Description of the task | Copy every entry exactly as given, minus the images.

Data for processing |
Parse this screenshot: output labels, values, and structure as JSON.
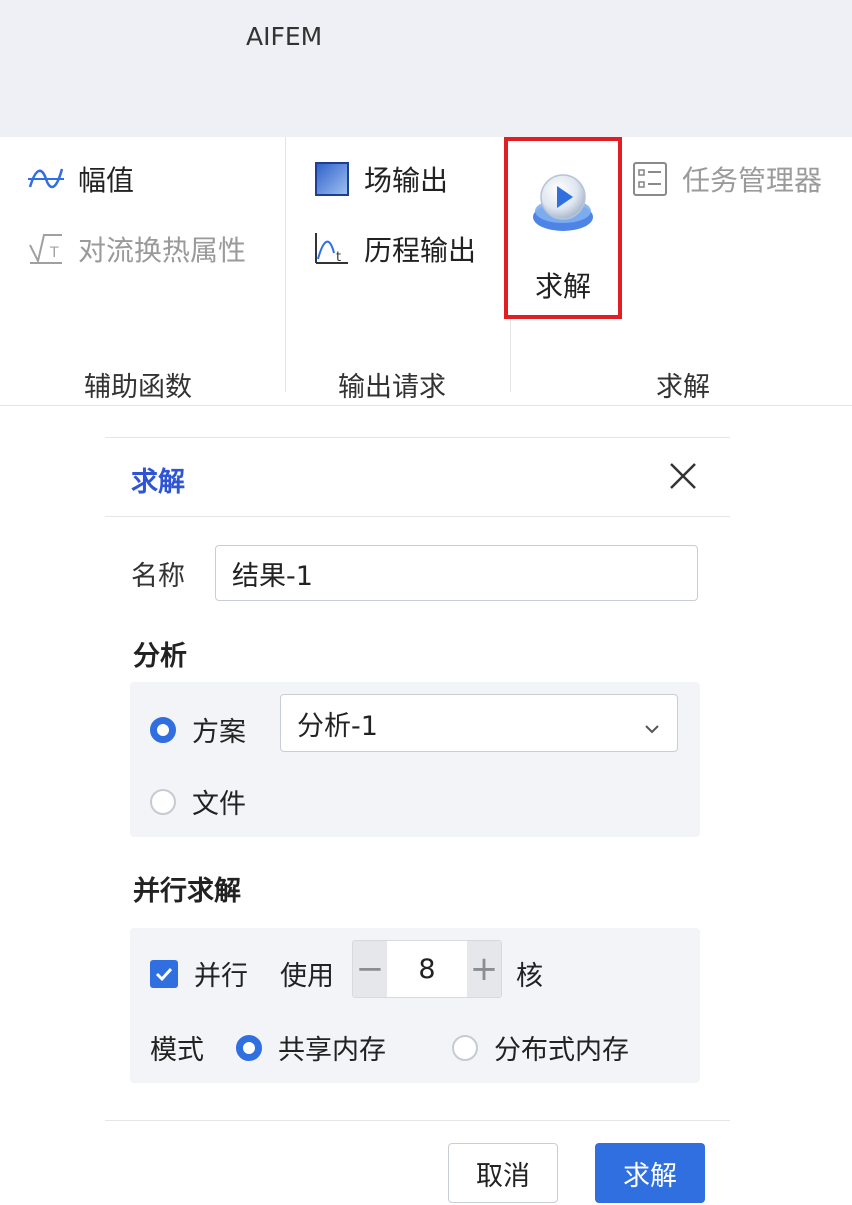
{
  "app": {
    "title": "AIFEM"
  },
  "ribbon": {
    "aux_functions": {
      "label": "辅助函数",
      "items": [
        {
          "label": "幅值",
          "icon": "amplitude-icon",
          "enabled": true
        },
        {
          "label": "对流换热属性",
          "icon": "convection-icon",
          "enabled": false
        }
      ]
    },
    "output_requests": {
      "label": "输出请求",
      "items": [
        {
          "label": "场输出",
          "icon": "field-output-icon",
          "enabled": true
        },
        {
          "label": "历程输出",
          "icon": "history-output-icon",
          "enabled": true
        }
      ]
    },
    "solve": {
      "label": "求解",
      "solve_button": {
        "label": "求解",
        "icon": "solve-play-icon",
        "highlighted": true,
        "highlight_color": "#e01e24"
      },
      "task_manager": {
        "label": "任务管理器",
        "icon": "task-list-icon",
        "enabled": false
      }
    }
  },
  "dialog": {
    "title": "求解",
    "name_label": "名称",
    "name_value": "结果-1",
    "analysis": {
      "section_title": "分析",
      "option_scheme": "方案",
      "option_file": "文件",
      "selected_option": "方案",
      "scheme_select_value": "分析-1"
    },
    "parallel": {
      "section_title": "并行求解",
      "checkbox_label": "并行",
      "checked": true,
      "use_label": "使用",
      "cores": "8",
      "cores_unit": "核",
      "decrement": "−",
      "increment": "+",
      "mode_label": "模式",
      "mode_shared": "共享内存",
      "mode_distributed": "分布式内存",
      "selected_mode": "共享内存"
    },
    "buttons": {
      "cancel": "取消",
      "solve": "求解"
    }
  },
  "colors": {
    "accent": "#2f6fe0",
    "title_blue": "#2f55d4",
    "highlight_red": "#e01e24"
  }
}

Problem solution |
Parse this screenshot: output labels, values, and structure as JSON.
{
  "app": {
    "title": "AIFEM"
  },
  "ribbon": {
    "aux_functions": {
      "label": "辅助函数",
      "items": [
        {
          "label": "幅值",
          "icon": "amplitude-icon",
          "enabled": true
        },
        {
          "label": "对流换热属性",
          "icon": "convection-icon",
          "enabled": false
        }
      ]
    },
    "output_requests": {
      "label": "输出请求",
      "items": [
        {
          "label": "场输出",
          "icon": "field-output-icon",
          "enabled": true
        },
        {
          "label": "历程输出",
          "icon": "history-output-icon",
          "enabled": true
        }
      ]
    },
    "solve": {
      "label": "求解",
      "solve_button": {
        "label": "求解",
        "icon": "solve-play-icon",
        "highlighted": true,
        "highlight_color": "#e01e24"
      },
      "task_manager": {
        "label": "任务管理器",
        "icon": "task-list-icon",
        "enabled": false
      }
    }
  },
  "dialog": {
    "title": "求解",
    "name_label": "名称",
    "name_value": "结果-1",
    "analysis": {
      "section_title": "分析",
      "option_scheme": "方案",
      "option_file": "文件",
      "selected_option": "方案",
      "scheme_select_value": "分析-1"
    },
    "parallel": {
      "section_title": "并行求解",
      "checkbox_label": "并行",
      "checked": true,
      "use_label": "使用",
      "cores": "8",
      "cores_unit": "核",
      "decrement": "−",
      "increment": "+",
      "mode_label": "模式",
      "mode_shared": "共享内存",
      "mode_distributed": "分布式内存",
      "selected_mode": "共享内存"
    },
    "buttons": {
      "cancel": "取消",
      "solve": "求解"
    }
  },
  "colors": {
    "accent": "#2f6fe0",
    "title_blue": "#2f55d4",
    "highlight_red": "#e01e24"
  }
}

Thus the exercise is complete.